Work to complete. Looking at the listing beneath, work out how many lines hold "Mode" and report only that figure.

Recorded data:
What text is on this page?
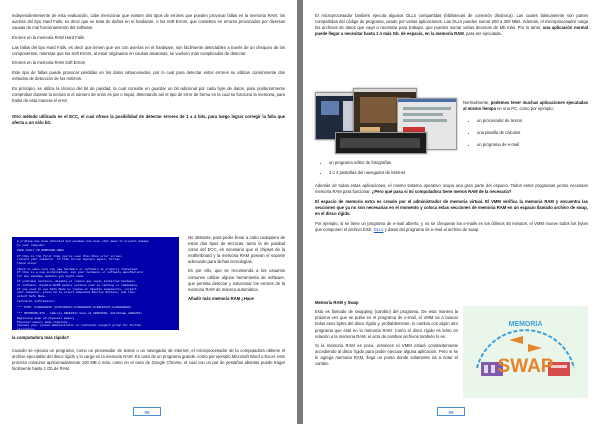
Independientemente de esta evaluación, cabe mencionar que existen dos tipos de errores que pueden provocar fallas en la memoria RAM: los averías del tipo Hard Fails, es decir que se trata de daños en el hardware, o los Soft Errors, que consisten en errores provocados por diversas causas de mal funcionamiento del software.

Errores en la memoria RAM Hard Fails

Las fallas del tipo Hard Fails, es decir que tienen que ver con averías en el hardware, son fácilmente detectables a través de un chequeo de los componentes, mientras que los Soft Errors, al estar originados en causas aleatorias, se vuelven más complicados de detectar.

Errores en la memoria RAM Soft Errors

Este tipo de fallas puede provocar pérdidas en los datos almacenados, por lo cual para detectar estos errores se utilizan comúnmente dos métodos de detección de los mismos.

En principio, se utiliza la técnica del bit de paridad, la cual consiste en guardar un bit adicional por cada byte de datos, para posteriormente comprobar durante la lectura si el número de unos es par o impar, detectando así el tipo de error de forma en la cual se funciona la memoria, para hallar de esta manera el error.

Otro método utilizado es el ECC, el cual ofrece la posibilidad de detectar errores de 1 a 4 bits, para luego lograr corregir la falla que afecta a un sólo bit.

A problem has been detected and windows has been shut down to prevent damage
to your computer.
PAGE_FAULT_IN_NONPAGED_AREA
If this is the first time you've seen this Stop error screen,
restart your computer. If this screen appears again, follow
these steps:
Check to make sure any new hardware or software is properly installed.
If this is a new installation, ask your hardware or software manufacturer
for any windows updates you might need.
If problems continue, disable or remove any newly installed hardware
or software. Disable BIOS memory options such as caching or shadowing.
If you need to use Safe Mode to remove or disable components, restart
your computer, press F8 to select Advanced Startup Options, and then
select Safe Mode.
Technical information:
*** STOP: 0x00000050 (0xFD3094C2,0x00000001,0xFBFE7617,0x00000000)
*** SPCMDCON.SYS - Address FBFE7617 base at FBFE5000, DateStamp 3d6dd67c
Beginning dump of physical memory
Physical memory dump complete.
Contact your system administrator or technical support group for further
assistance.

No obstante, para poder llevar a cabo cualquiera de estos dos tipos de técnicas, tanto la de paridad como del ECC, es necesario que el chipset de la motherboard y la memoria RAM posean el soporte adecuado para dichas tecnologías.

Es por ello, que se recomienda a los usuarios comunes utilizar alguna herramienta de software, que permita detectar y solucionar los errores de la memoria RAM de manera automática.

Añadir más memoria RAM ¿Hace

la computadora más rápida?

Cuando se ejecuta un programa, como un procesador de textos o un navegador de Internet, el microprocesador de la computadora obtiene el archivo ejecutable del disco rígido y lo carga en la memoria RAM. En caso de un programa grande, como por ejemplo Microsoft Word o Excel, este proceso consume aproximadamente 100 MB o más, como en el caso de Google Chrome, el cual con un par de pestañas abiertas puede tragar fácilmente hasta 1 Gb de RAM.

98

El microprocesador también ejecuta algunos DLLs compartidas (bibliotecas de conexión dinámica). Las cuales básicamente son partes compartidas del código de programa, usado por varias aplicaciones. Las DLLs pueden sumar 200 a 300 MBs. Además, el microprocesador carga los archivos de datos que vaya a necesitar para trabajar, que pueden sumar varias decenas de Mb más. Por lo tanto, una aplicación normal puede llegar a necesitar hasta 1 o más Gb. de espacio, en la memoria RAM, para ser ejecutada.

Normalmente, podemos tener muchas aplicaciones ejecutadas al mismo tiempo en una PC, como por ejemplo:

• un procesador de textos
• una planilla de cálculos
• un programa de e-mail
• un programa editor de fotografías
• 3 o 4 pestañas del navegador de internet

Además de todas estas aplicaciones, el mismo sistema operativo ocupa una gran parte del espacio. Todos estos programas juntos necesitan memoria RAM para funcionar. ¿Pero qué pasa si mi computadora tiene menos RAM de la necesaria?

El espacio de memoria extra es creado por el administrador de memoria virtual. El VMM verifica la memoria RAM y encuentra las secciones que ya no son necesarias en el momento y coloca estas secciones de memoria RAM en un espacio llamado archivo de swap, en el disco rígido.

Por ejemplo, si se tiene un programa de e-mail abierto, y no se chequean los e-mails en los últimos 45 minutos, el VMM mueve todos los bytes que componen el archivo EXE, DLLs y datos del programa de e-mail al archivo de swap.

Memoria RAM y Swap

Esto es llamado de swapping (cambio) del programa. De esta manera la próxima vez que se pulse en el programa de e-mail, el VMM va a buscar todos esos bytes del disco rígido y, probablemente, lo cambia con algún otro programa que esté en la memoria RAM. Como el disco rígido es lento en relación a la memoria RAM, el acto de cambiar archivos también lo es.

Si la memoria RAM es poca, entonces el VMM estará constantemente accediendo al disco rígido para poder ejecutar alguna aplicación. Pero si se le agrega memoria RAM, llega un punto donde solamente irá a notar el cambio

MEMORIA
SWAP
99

Solution below. 2